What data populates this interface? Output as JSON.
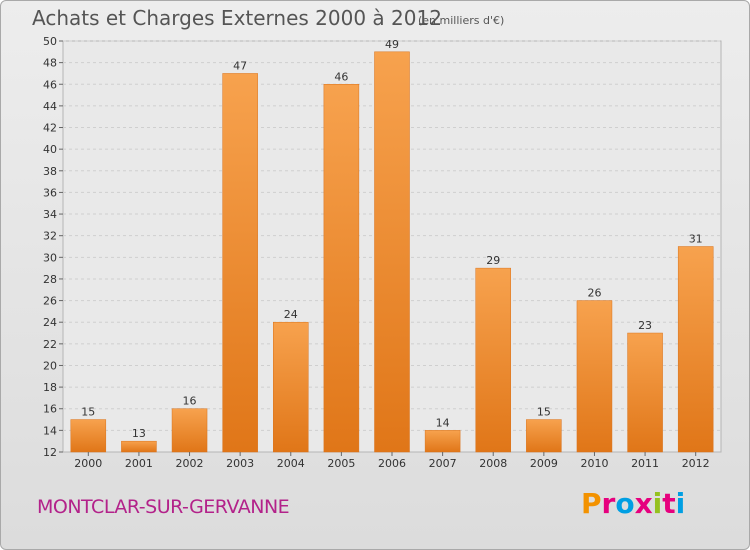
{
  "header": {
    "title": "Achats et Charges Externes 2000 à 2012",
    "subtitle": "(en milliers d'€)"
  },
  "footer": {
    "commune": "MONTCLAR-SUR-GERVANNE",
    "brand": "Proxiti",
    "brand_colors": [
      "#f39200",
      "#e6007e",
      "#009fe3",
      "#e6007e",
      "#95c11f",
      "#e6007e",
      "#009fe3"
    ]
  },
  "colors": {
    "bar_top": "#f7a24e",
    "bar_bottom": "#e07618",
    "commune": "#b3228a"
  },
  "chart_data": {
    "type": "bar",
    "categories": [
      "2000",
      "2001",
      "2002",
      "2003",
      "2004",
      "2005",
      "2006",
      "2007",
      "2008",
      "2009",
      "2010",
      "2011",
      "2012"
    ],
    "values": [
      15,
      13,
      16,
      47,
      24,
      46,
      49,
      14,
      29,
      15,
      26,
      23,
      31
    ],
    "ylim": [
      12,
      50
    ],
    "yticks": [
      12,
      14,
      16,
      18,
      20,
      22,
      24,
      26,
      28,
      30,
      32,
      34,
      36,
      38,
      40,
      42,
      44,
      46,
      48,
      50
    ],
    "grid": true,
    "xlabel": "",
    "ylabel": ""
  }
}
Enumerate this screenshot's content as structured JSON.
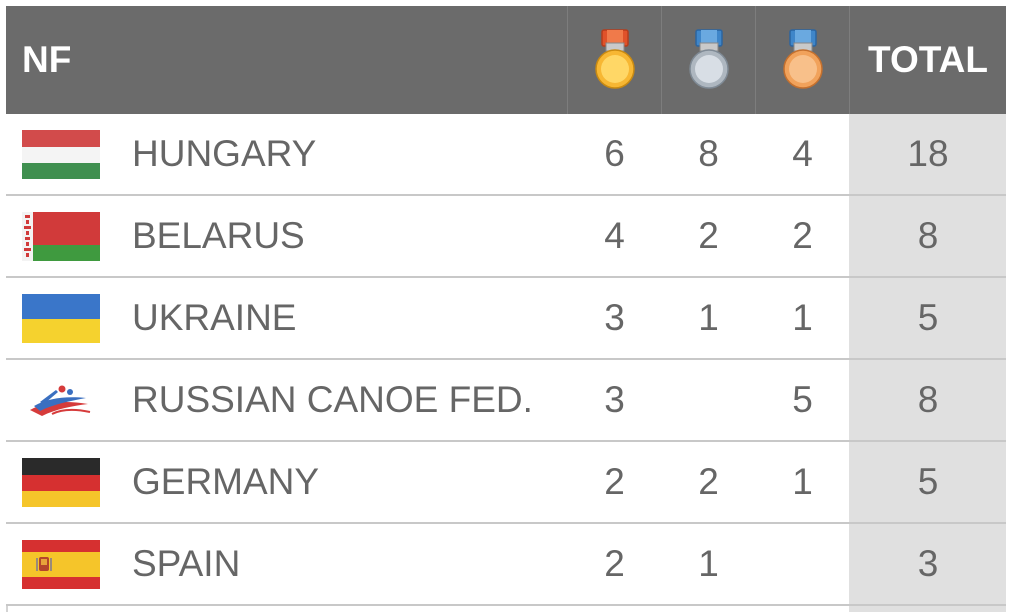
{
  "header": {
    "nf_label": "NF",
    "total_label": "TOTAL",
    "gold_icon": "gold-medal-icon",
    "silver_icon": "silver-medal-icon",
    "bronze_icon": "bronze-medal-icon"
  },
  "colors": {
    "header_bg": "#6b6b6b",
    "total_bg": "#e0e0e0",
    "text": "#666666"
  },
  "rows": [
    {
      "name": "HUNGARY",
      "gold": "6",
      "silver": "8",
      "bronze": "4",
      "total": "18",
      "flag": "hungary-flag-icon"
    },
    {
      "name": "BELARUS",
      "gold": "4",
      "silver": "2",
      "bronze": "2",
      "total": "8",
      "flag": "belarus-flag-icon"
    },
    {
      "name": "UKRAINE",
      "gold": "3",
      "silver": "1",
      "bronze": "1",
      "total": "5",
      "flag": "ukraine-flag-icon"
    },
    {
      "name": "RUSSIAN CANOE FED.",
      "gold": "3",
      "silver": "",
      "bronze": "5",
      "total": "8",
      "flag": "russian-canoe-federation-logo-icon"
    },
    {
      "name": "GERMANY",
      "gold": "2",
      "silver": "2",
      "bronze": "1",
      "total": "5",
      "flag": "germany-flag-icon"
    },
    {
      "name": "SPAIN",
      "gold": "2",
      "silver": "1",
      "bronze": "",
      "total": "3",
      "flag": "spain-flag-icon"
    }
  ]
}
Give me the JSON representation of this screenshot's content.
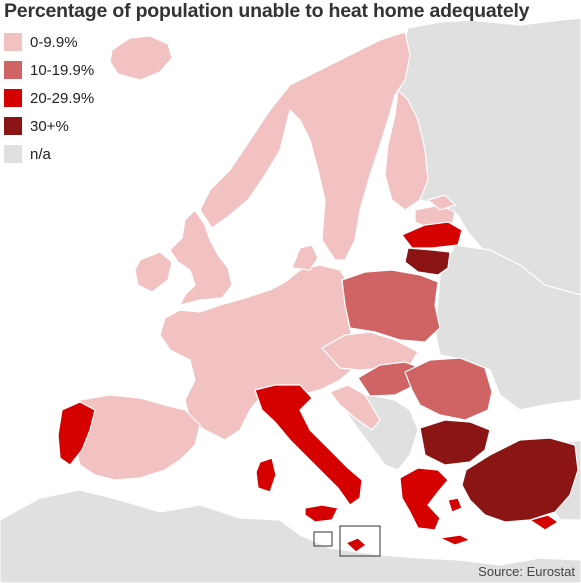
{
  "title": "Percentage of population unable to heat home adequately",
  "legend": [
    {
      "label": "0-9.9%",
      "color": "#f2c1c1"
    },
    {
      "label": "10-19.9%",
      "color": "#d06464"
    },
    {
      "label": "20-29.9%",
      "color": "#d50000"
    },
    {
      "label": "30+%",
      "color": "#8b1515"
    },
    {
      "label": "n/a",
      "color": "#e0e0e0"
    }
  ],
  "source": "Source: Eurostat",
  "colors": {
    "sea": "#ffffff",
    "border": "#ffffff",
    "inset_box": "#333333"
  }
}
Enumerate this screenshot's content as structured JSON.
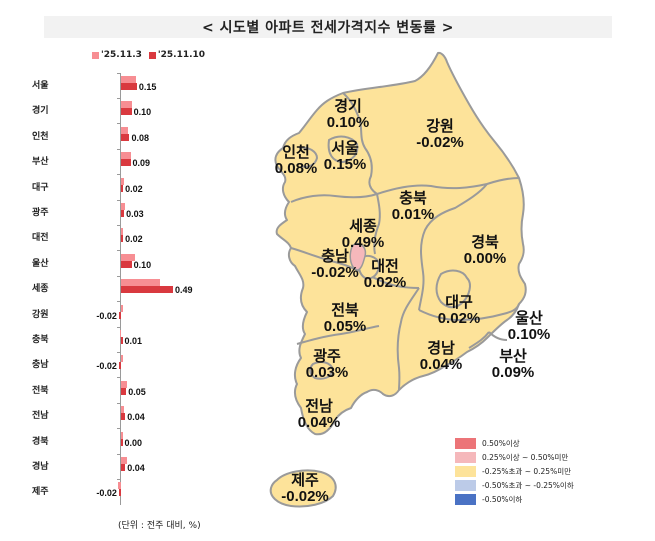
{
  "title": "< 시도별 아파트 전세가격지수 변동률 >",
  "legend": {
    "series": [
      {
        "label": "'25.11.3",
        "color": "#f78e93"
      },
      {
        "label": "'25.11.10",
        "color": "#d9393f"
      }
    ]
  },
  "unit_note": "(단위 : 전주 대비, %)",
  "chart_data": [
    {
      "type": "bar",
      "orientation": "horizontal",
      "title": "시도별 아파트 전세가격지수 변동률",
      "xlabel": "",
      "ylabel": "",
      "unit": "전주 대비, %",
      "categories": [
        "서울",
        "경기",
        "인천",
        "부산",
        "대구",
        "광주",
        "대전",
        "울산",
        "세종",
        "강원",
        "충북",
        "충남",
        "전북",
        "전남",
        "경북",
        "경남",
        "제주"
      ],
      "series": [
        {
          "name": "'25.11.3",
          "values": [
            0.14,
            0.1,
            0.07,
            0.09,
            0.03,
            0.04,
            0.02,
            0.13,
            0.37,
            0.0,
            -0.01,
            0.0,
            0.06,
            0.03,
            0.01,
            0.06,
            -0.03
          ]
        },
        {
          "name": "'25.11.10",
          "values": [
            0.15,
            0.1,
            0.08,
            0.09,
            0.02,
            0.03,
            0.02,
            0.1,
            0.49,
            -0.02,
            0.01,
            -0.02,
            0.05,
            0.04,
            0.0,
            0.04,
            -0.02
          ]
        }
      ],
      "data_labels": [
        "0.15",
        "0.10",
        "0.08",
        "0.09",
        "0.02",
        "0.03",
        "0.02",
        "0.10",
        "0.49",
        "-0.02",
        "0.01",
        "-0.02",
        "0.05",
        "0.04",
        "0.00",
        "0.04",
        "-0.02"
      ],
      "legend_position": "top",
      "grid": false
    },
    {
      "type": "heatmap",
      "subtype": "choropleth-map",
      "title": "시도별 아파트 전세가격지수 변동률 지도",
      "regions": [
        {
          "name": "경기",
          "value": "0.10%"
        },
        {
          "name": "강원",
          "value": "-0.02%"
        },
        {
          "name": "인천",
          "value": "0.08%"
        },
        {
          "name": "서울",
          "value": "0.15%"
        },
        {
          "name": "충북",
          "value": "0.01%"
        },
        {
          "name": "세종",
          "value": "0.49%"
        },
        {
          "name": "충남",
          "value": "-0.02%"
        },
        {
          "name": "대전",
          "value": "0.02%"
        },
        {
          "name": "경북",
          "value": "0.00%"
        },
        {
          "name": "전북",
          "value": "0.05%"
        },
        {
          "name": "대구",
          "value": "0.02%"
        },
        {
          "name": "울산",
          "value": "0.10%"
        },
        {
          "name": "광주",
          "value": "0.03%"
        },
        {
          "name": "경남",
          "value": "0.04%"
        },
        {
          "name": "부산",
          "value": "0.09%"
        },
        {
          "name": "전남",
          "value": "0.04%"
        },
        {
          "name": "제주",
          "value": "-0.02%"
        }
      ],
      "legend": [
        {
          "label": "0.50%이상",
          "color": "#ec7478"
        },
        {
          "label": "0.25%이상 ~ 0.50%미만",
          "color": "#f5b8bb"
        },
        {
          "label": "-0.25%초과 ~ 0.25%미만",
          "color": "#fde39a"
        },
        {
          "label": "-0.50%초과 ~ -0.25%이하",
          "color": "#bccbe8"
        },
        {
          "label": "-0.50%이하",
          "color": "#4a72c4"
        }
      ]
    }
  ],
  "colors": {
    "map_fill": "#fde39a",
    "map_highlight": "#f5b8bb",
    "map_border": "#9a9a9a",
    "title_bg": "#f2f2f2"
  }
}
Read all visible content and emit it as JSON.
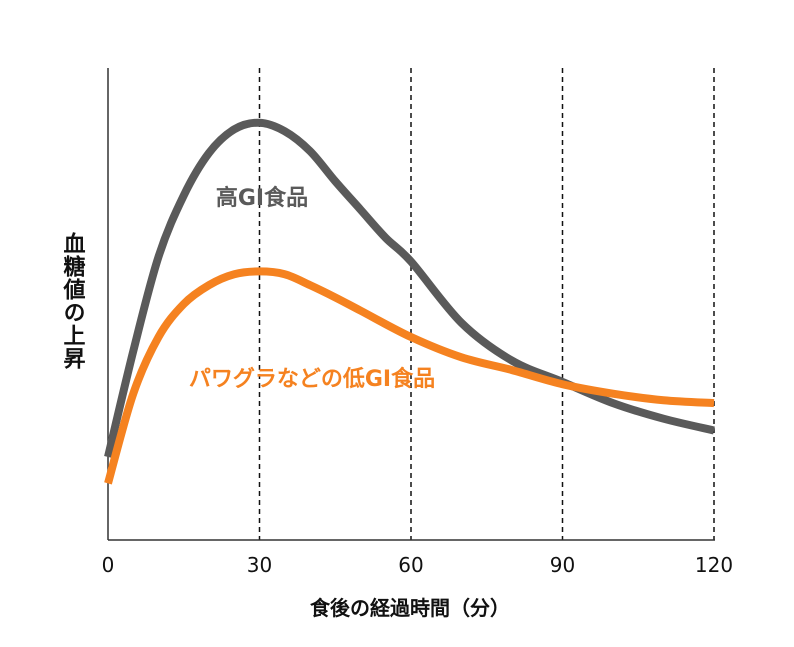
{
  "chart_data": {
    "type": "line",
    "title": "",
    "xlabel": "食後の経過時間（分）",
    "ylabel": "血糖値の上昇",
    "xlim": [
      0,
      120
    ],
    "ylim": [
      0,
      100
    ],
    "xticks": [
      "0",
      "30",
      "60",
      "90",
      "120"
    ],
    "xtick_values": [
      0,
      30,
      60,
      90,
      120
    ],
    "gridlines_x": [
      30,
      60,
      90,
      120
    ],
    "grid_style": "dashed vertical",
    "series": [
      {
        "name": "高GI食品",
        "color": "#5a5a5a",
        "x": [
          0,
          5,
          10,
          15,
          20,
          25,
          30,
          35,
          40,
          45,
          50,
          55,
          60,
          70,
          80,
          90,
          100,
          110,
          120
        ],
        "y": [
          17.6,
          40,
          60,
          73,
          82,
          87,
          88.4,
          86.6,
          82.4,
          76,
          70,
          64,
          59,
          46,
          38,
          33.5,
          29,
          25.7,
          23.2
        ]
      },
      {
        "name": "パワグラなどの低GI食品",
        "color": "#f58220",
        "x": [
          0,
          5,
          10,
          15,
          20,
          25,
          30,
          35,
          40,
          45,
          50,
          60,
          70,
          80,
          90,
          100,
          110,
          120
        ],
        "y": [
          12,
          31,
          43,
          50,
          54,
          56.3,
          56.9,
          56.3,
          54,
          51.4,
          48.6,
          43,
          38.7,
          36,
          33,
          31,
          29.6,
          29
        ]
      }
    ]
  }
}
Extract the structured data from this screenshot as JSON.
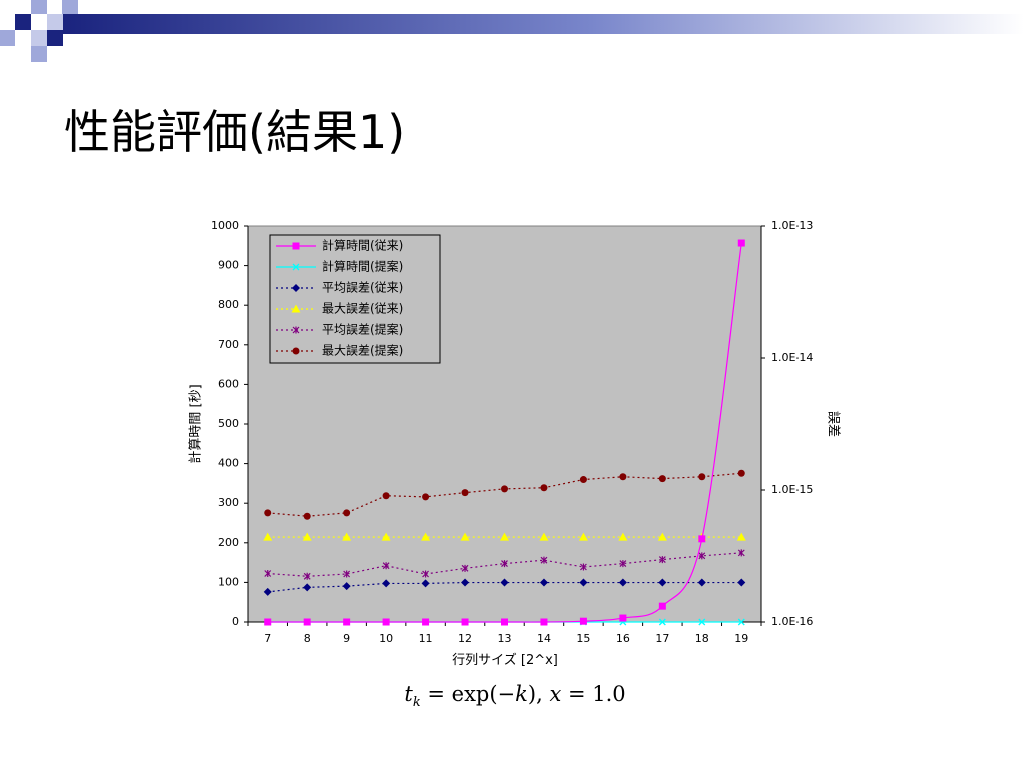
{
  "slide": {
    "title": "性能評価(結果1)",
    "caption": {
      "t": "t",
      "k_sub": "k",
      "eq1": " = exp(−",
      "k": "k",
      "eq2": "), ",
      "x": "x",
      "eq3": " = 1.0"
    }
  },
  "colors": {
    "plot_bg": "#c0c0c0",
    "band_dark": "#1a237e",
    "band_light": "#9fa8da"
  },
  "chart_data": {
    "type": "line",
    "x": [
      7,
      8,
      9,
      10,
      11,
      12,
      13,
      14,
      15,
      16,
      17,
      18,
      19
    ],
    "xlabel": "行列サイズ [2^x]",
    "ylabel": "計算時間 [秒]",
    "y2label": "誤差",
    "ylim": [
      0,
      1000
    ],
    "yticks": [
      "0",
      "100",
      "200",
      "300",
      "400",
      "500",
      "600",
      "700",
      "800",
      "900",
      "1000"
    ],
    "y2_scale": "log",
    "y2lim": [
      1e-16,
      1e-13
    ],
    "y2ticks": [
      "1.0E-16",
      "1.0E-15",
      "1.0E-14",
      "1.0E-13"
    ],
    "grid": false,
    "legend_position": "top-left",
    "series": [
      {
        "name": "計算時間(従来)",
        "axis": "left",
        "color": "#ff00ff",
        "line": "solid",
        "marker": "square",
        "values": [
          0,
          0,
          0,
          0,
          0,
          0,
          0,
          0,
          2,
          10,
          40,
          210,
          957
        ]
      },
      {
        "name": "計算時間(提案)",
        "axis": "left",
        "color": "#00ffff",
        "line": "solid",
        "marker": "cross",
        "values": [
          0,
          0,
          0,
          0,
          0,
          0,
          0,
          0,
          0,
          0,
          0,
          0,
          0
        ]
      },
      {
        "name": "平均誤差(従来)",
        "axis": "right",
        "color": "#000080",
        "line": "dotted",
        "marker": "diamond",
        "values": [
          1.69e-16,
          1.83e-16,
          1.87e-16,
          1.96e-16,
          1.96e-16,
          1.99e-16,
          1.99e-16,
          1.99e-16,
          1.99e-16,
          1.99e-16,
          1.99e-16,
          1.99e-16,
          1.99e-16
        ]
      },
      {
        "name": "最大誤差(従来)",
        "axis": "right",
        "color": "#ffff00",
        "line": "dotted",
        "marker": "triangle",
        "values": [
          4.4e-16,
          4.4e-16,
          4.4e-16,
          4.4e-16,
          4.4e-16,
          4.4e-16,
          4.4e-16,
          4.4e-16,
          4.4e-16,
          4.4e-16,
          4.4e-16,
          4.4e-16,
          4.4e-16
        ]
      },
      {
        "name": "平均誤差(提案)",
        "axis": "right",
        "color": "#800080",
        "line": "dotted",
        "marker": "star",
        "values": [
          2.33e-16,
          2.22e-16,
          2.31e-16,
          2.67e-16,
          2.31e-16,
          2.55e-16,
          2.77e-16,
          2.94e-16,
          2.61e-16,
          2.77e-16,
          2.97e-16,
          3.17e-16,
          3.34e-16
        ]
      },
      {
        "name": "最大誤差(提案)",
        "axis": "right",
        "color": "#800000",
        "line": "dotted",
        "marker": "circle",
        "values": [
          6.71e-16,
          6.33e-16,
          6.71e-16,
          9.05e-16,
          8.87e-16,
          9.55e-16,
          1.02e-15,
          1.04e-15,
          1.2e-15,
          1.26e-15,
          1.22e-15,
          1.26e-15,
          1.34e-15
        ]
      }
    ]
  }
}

* * * * * * *

# Prompt
Lines containing the string "screenshot" are to be selected and copied.

# Full output
Enumerate this screenshot's content as structured JSON.
Give me the JSON representation of this screenshot's content.
Enumerate this screenshot's content as structured JSON.
Extract the structured data from this screenshot as JSON.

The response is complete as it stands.